> **PROBLEM TO WORK ON**: Where a line contains the word "marker", copy that line.

-- START OF DATA FOR THIS EXERCISE --

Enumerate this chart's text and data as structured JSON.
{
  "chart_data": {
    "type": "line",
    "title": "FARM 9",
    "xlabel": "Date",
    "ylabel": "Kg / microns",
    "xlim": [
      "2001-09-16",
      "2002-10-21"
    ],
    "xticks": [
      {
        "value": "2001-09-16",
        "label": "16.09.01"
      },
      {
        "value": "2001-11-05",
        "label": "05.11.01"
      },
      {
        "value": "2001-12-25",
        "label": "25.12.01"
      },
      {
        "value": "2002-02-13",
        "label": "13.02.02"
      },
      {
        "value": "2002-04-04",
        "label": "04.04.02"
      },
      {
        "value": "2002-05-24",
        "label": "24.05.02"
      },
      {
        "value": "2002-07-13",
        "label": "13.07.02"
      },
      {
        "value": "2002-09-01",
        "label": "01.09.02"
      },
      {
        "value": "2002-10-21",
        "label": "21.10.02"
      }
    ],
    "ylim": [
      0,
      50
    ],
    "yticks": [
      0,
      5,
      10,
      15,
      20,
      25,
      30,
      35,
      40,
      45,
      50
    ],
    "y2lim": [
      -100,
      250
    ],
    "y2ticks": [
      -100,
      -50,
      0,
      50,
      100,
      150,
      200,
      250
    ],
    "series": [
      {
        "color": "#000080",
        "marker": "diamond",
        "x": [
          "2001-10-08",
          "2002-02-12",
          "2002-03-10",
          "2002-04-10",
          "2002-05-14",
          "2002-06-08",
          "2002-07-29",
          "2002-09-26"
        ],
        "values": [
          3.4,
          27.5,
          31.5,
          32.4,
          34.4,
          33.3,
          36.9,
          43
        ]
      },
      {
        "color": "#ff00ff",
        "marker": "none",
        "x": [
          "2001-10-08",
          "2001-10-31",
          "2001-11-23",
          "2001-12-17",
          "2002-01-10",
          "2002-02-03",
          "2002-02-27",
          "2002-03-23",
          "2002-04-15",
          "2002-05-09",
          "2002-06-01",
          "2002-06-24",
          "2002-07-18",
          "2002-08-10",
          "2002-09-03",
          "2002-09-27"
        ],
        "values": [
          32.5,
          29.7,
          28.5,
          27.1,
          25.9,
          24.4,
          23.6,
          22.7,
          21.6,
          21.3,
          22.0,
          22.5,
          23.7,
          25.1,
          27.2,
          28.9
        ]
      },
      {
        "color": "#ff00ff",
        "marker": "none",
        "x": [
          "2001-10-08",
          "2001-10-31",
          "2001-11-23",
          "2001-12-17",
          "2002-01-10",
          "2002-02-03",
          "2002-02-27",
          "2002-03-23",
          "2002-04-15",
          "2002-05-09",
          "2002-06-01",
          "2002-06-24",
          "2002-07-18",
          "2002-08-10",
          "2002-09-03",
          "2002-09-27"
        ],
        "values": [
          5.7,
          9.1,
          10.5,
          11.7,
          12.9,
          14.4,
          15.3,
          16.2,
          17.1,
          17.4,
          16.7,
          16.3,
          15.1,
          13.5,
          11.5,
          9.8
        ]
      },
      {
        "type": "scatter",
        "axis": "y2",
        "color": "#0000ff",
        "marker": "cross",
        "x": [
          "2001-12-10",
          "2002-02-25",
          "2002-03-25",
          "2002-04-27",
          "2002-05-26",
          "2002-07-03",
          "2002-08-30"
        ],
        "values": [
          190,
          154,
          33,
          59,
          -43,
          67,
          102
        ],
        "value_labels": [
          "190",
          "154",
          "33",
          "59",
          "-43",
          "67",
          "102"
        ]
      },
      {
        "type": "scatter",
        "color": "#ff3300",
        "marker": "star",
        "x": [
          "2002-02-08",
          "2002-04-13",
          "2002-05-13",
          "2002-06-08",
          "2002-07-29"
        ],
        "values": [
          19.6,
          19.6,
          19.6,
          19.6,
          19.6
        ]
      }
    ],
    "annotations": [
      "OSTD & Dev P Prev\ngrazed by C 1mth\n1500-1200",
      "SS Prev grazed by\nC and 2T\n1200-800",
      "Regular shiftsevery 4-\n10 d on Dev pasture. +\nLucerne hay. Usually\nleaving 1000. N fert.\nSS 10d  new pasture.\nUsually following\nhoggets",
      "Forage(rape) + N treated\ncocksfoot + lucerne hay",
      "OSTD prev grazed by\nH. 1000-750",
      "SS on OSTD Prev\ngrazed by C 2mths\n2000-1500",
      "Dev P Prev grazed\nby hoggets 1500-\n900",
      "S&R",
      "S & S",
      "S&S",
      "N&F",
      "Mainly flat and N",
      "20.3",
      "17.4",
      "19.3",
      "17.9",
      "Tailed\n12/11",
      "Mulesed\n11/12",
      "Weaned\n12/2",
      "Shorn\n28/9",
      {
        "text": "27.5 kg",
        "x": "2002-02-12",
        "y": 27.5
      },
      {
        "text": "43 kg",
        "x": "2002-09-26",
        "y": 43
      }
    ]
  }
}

-- END OF DATA FOR THIS EXERCISE --

> **EXERCISE RESPONSE**:
        "marker": "diamond",
        "marker": "none",
        "marker": "none",
        "marker": "cross",
        "marker": "star",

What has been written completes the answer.